§ **課題文**
本文抜粋のうち、「クロージングの前提条件とは、」を含む語句で始まり「会社に承継されたことになる。」で終わる部分を、「誓約事項」を「コベナンツ」に替えて書き改めてください。

今回は、会社売却時の、「クロージングの前提条件」を作成する際の注意点を説明します。※本連載では、島津会計税理士法人東京事務所長、事業承継コンサルティング株式会社代表取締役で、公認会計士/税理士として活躍する岸田康雄氏が、中小企業経営者のための「親族外」事業承継の進め方を説明します。

クロージングにおける「3つの前提条件」とは?

クロージングの前提条件とは、(1)表明保証の対象がクロージング日において正確であること、(2)誓約事項の義務がすべて履行されていること、(3)クロージングに必要な手続き(機関決定、承認手続、組織再編など)が完了していることを、取引実行するための「前提条件」とするものである。

 

条件交渉がまとまり、譲渡契約書に調印すれば、売り手は、そこからクロージングの前提条件を満たすための作業(誓約事項の義務の履行)を進め、クロージングに備えることになる。

 

たとえば、事業の一部を売却しようとする場合、クロージング前に会社分割を実施したうえで株式譲渡を行う取引スキームが採用されるケースがある。

 

この取引スキームの場合、契約締結日の翌日から会社法上の会社分割の手続きを始めるため、契約日からクロージング日まで1カ月以上の期間を要する。それゆえ、クロージングの前提条件は、(1)会社分割が適法に実施されたこと、(2)契約書に記載した資産・負債及び契約が新設会社に承継されたことになる。

 

クロージングの前提条件を満たすためにいかなる手続が必要かは、個々の案件ごとに検討しなくてはならず、場合によっては法務、税務、会計などの各専門家への問い合わせを行い、過不足なく手続を進めることが欠かせない。

 

また、クロージングの前提条件が履行されたかどうかは、できる限り書面で証明できるようにすべきである。

 

特に、外部の第三者を交えることなく、売り手と買い手の確認のみによって前提条件が満たされるような場合には、対象となる前提条件が満たされたこと、売り手と買い手それぞれの責任者名等を記載した書面を作成して、互いの認識に齟齬が生じないようにすることが望ましい。

 

[図表1クロージングの前提条件

軽微な違反がクロージングに影響しないように配慮

クロージングの前提条件は、取引中止という異常事態へと導くものであるから、軽微な表明保障違反を原因に中止になるような厳しい前提条件を設けることは危険である。

 

そこで、クロージングの前提条件には、重要性の限定(「重要な点において」)を付すように買い手に求め、軽微な違反がクロージングに影響を与えることがないようにすることが一般的である。

§ **保存済み記録**
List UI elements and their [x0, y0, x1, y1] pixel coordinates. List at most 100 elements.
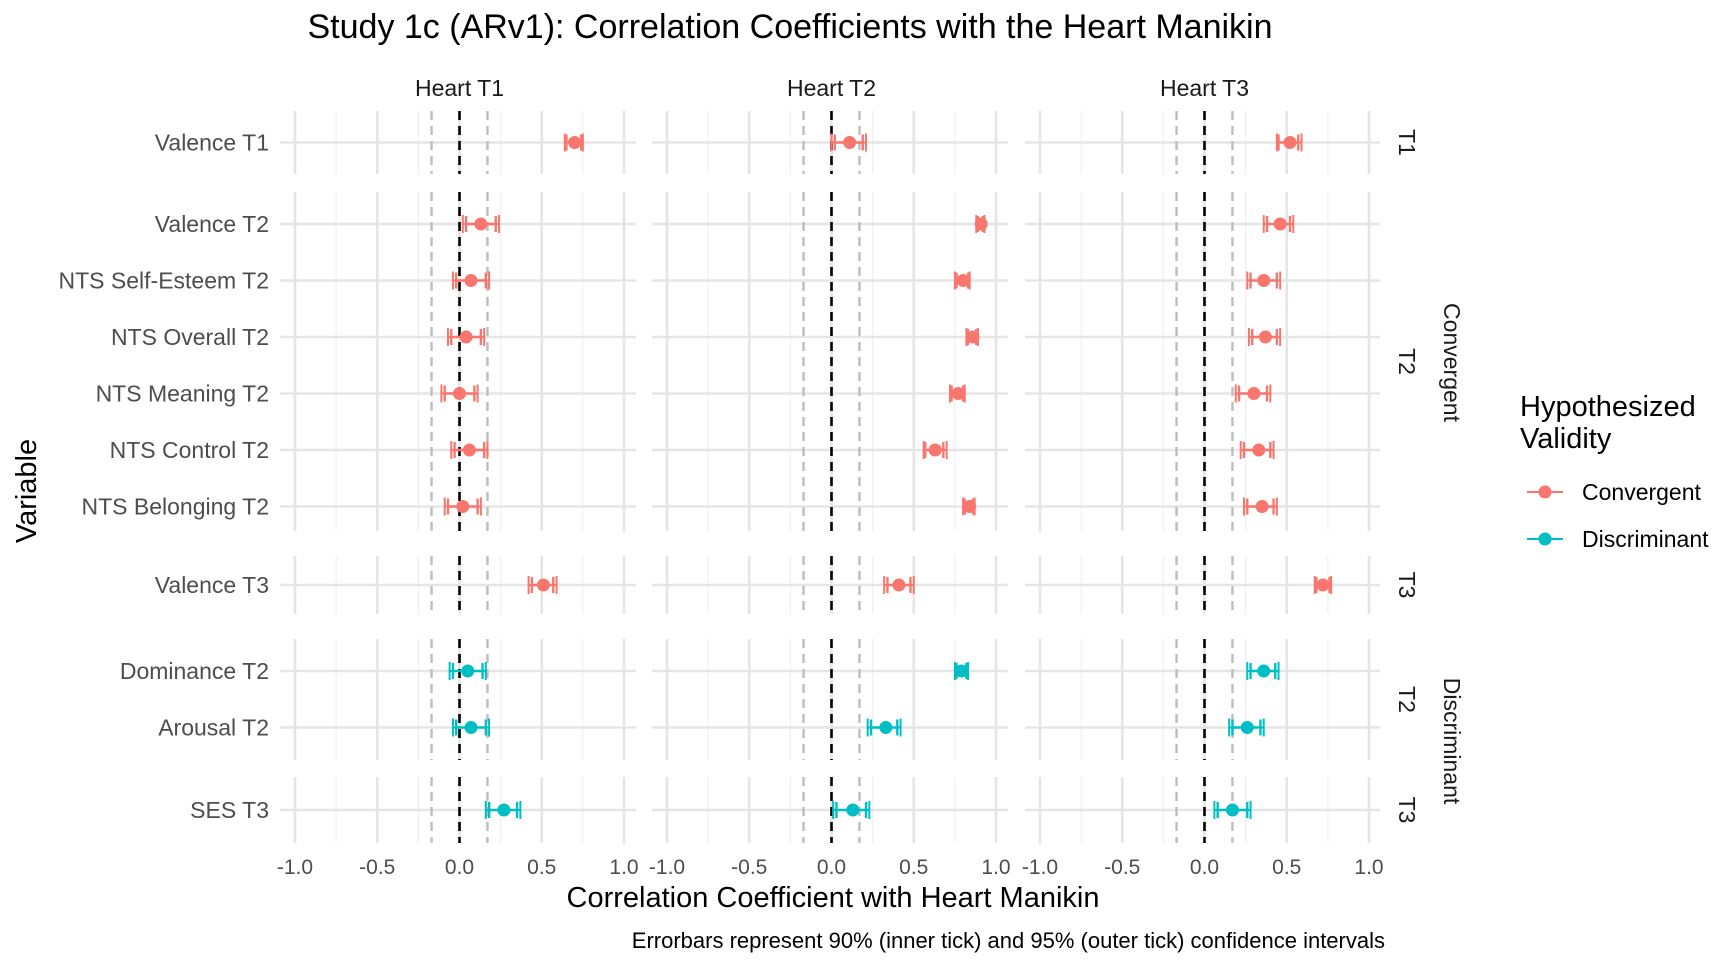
errorbar-point [1247, 328, 1282, 346]
errorbar-point [1242, 497, 1278, 516]
errorbar-point [443, 497, 482, 516]
errorbar-point [883, 576, 915, 594]
errorbar-point [974, 215, 988, 233]
errorbar-point [527, 576, 558, 594]
x-axis-label: Correlation Coefficient with Heart Manik… [567, 882, 1100, 914]
errorbar-point [461, 215, 500, 233]
x-tick-label: -1.0 [1022, 856, 1058, 879]
estimate-point [1273, 217, 1287, 231]
chart-title: Study 1c (ARv1): Correlation Coefficient… [308, 8, 1273, 46]
x-tick-label: -1.0 [649, 856, 685, 879]
estimate-point [497, 803, 511, 817]
legend-label: Convergent [1582, 479, 1702, 505]
facet-group-label: Convergent [1439, 303, 1465, 423]
y-axis-label: Variable [11, 439, 43, 543]
errorbar-point [948, 384, 966, 403]
y-tick-label: NTS Overall T2 [111, 324, 269, 350]
estimate-point [1255, 500, 1269, 513]
y-tick-label: SES T3 [190, 797, 269, 823]
errorbar-point [1313, 576, 1333, 594]
estimate-point [474, 217, 488, 231]
y-tick-label: NTS Control T2 [110, 437, 269, 463]
estimate-point [461, 664, 475, 678]
errorbar-point [1262, 215, 1295, 233]
facet-row-label: T3 [1394, 797, 1420, 824]
estimate-point [453, 387, 466, 400]
estimate-point [1240, 721, 1254, 734]
y-tick-label: Dominance T2 [120, 658, 269, 684]
y-tick-label: NTS Meaning T2 [96, 381, 269, 407]
facet-row-label: T2 [1394, 348, 1420, 375]
facet-column-label: Heart T3 [1160, 75, 1249, 101]
errorbar-point [563, 133, 584, 152]
x-tick-label: -0.5 [1104, 856, 1140, 879]
errorbar-point [922, 441, 948, 459]
facet-row-label: T1 [1394, 129, 1420, 156]
errorbar-point [830, 133, 868, 152]
y-tick-label: NTS Self-Esteem T2 [59, 268, 269, 294]
legend-title: Hypothesized Validity [1520, 391, 1696, 455]
estimate-point [464, 274, 478, 287]
errorbar-point [451, 718, 491, 737]
chart-caption: Errorbars represent 90% (inner tick) and… [632, 928, 1385, 953]
x-tick-label: 0.5 [899, 856, 928, 879]
errorbar-point [1213, 801, 1252, 819]
legend-entry: Convergent [1527, 479, 1702, 505]
estimate-point [1257, 664, 1271, 678]
errorbar-point [866, 718, 902, 737]
estimate-point [1258, 330, 1272, 344]
estimate-point [536, 578, 550, 592]
x-tick-label: 1.0 [981, 856, 1010, 879]
estimate-point [459, 330, 473, 344]
x-tick-label: -0.5 [359, 856, 395, 879]
errorbar-point [1246, 271, 1282, 290]
estimate-point [963, 500, 977, 513]
legend: Hypothesized Validity Convergent Discrimina… [1520, 391, 1709, 552]
y-tick-label: Arousal T2 [158, 715, 269, 741]
x-tick-label: 0.5 [527, 856, 556, 879]
errorbar-point [484, 801, 522, 819]
estimate-point [928, 443, 942, 457]
y-tick-label: Valence T3 [155, 572, 269, 598]
y-tick-label: Valence T1 [155, 130, 269, 156]
x-tick-label: -0.5 [731, 856, 767, 879]
estimate-point [1247, 387, 1261, 400]
errorbar-point [953, 271, 971, 290]
errorbar-point [448, 662, 487, 680]
errorbar-point [1246, 662, 1280, 680]
estimate-point [954, 664, 968, 678]
y-tick-label: NTS Belonging T2 [81, 494, 269, 520]
errorbar-point [446, 328, 486, 346]
estimate-point [1283, 136, 1297, 149]
x-tick-label: 0.0 [1190, 856, 1219, 879]
errorbar-point [1228, 718, 1265, 737]
estimate-point [951, 387, 965, 400]
errorbar-point [965, 328, 980, 346]
errorbar-point [1234, 384, 1272, 403]
facet-row-label: T2 [1394, 686, 1420, 713]
estimate-point [1316, 578, 1330, 592]
estimate-point [1252, 443, 1266, 457]
y-tick-label: Valence T2 [155, 211, 269, 237]
x-tick-label: 0.5 [1272, 856, 1301, 879]
errorbar-point [440, 384, 479, 403]
facet-column-label: Heart T2 [787, 75, 876, 101]
estimate-point [1257, 274, 1271, 287]
errorbar-point [953, 662, 970, 680]
x-tick-label: -1.0 [277, 856, 313, 879]
estimate-point [568, 136, 582, 149]
legend-label: Discriminant [1582, 526, 1709, 552]
estimate-point [462, 443, 476, 457]
estimate-point [846, 803, 860, 817]
facet-row-label: T3 [1394, 572, 1420, 599]
estimate-point [464, 721, 478, 734]
estimate-point [966, 330, 980, 344]
errorbar-point [1275, 133, 1303, 152]
errorbar-point [1239, 441, 1275, 459]
x-tick-label: 1.0 [609, 856, 638, 879]
legend-entry: Discriminant [1527, 526, 1709, 552]
estimate-point [974, 217, 988, 231]
errorbar-point [450, 441, 489, 459]
estimate-point [956, 274, 970, 287]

§ **記述回答**
クロージングの前提条件とは、(1)表明保証の対象がクロージング日において正確であること、(2)コベナンツの義務がすべて履行されていること、(3)クロージングに必要な手続き(機関決定、承認手続、組織再編など)が完了していることを、取引実行するための「前提条件」とするものである。

 

条件交渉がまとまり、譲渡契約書に調印すれば、売り手は、そこからクロージングの前提条件を満たすための作業(コベナンツの義務の履行)を進め、クロージングに備えることになる。

 

たとえば、事業の一部を売却しようとする場合、クロージング前に会社分割を実施したうえで株式譲渡を行う取引スキームが採用されるケースがある。

 

この取引スキームの場合、契約締結日の翌日から会社法上の会社分割の手続きを始めるため、契約日からクロージング日まで1カ月以上の期間を要する。それゆえ、クロージングの前提条件は、(1)会社分割が適法に実施されたこと、(2)契約書に記載した資産・負債及び契約が新設会社に承継されたことになる。